Task description: Each line that holds the word "checkerboard" counts once; report how many lines do so and nothing else.

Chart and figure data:
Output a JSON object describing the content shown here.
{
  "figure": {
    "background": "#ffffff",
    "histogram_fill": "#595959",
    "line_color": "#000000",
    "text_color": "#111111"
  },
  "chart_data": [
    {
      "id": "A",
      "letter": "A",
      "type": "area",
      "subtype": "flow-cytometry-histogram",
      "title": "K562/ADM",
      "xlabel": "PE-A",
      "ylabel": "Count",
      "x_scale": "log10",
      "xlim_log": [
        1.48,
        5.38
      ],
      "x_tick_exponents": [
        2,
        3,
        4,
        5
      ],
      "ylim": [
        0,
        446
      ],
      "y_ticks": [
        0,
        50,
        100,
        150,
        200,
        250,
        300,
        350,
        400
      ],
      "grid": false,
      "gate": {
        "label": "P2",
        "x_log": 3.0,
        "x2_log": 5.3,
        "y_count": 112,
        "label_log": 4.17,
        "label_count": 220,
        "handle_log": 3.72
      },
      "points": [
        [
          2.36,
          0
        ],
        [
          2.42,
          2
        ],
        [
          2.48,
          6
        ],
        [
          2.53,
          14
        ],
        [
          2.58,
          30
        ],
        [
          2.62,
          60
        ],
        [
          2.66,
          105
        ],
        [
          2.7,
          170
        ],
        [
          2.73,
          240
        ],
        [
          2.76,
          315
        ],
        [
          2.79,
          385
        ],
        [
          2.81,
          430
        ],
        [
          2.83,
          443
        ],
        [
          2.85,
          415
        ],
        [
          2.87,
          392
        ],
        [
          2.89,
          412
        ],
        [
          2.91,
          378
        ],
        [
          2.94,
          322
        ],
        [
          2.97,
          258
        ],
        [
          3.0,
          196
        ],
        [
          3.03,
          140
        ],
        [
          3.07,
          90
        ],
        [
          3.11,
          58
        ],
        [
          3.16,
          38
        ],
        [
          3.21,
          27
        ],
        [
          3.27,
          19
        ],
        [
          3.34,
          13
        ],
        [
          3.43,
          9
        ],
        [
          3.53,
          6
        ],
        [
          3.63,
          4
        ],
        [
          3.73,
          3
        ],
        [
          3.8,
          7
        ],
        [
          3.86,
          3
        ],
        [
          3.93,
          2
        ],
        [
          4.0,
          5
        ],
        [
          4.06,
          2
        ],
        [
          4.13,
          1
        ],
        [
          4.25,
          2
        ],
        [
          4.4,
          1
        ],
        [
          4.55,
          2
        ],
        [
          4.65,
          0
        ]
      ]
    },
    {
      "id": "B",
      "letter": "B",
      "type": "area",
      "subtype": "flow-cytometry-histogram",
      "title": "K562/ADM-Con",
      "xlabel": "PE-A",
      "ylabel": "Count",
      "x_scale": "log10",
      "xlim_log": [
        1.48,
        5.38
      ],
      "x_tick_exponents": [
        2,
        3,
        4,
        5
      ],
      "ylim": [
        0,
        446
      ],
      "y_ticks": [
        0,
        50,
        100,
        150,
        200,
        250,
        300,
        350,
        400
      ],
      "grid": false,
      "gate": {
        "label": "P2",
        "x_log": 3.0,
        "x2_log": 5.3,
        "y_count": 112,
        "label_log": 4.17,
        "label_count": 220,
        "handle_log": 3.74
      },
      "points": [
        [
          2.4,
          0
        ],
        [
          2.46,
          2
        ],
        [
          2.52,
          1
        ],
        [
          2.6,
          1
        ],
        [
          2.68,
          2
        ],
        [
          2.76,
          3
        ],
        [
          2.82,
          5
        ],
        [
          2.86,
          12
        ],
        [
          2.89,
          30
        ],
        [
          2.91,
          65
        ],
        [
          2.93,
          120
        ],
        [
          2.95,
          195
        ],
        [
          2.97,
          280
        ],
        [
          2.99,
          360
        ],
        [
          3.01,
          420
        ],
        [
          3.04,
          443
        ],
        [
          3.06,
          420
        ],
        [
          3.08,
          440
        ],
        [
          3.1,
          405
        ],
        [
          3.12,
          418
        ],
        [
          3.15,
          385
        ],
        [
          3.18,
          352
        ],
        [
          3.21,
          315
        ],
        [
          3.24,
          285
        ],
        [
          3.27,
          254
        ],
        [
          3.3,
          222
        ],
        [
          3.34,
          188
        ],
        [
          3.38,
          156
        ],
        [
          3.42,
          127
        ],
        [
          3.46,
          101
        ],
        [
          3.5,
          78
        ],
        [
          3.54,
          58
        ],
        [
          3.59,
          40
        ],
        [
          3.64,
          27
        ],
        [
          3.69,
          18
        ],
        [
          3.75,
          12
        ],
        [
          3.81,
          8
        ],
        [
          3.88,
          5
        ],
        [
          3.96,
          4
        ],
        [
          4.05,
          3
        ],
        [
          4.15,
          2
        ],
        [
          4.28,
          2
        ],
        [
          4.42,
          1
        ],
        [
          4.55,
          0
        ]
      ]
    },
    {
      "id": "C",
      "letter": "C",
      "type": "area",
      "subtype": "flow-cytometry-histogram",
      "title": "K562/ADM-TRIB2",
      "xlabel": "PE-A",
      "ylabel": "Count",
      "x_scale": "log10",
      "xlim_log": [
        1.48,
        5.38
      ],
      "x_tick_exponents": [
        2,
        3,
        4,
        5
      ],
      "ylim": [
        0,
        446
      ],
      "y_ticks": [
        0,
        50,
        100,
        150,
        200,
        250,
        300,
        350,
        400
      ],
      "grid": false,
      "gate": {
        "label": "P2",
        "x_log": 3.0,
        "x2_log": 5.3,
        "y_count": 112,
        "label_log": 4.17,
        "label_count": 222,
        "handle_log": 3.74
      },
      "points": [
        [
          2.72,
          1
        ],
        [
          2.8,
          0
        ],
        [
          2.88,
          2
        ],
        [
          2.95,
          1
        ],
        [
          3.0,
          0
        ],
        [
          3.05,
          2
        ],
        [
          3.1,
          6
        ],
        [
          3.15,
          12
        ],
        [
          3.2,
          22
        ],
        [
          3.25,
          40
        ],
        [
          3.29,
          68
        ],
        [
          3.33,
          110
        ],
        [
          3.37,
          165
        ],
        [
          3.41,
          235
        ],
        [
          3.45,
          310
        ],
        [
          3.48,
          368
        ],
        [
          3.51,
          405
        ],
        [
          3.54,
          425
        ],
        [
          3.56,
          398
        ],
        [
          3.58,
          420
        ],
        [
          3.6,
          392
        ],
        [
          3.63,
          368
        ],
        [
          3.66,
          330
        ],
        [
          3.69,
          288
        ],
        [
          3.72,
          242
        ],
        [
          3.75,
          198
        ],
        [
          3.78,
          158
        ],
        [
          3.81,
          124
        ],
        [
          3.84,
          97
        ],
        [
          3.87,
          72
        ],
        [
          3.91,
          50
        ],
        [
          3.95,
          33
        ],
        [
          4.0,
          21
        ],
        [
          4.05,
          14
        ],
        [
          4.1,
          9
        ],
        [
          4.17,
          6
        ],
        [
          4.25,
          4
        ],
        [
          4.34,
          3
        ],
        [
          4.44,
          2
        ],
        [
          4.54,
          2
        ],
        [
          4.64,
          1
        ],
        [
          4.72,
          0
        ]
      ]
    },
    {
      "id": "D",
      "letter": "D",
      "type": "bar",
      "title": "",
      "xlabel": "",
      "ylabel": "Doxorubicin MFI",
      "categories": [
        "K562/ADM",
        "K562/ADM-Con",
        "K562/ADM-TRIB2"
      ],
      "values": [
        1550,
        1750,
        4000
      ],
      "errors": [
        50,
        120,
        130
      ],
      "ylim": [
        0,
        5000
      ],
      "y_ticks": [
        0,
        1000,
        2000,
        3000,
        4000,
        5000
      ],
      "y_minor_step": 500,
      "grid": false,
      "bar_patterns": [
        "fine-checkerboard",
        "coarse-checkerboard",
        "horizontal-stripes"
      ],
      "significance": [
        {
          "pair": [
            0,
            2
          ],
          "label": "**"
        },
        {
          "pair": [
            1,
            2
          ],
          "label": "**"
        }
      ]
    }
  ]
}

Answer below: 2